WHAT IS EXPECTED: Look through the data for the string "между". Copy every line where it is found.

---------- SUPPLIED INFORMATION ----------

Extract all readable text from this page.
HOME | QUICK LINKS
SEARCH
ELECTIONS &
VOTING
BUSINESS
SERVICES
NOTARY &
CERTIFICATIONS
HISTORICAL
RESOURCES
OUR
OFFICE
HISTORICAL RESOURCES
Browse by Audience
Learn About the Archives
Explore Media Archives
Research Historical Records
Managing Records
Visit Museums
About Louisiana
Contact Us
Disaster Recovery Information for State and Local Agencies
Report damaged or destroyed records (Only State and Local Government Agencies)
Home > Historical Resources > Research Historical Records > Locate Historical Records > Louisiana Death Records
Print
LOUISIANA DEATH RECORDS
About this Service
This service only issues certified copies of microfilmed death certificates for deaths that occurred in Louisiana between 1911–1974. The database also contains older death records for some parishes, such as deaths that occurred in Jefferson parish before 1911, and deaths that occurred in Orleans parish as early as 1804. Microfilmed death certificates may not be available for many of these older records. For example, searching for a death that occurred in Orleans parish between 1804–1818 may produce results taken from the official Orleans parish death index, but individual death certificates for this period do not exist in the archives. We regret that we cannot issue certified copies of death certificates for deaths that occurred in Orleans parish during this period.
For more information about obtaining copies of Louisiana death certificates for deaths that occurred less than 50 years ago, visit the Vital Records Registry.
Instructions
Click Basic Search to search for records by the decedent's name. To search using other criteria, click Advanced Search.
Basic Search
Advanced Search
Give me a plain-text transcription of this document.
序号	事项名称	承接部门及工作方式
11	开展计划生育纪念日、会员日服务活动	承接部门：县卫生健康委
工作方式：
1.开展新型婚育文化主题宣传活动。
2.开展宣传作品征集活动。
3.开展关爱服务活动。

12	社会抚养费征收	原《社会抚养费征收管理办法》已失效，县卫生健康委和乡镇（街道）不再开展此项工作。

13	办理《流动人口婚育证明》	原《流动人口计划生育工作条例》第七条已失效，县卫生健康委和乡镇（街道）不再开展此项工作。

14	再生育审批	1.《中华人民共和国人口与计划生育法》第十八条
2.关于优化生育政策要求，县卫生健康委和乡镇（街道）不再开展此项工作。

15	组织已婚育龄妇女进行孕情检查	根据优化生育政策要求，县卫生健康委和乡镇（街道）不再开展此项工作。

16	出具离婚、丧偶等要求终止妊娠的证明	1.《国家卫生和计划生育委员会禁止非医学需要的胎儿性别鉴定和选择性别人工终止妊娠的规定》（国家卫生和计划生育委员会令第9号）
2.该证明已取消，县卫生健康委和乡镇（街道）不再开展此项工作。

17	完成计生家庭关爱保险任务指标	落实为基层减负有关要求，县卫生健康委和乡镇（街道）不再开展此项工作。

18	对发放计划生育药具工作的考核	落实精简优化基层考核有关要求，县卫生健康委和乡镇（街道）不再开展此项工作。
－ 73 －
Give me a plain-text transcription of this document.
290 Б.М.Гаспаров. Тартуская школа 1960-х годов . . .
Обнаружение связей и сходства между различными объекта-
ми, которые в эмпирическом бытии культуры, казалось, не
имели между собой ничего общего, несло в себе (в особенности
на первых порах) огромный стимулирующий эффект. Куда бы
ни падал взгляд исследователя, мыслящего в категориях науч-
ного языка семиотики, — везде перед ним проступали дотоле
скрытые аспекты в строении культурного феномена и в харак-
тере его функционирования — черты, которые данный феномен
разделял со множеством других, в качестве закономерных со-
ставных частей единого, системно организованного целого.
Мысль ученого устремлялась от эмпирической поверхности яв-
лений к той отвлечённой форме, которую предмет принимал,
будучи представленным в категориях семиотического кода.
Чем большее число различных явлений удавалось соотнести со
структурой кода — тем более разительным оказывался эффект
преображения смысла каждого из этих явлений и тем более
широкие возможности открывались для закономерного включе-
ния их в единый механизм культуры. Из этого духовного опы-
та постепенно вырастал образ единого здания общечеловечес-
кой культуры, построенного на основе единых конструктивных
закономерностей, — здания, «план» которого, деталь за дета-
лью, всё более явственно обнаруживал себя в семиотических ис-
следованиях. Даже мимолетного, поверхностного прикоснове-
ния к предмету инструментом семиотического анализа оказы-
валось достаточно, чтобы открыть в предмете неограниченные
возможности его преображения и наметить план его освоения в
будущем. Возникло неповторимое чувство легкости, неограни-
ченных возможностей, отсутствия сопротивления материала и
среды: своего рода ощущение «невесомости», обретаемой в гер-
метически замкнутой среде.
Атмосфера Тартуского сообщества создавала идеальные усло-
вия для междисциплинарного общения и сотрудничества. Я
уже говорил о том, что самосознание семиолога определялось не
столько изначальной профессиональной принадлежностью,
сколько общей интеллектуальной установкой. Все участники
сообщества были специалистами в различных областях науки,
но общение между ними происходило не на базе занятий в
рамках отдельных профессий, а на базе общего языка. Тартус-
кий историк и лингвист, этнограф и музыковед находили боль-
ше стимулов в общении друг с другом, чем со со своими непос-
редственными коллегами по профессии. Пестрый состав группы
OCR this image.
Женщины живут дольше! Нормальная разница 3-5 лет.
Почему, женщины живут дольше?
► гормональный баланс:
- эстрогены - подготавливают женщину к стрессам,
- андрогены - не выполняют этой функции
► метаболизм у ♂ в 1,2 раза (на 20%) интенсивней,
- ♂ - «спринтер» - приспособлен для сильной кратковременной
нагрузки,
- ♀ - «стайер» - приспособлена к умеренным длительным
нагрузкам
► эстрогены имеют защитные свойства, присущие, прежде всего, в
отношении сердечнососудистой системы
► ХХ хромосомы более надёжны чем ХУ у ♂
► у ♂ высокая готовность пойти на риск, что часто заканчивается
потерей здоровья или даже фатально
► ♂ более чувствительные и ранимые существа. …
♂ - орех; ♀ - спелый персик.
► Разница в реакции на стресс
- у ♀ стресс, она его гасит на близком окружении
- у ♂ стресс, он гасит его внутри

----------

RESULT OF THE TASK:
Обнаружение связей и сходства между различными объекта-
имели между собой ничего общего, несло в себе (в особенности
но общение между ними происходило не на базе занятий в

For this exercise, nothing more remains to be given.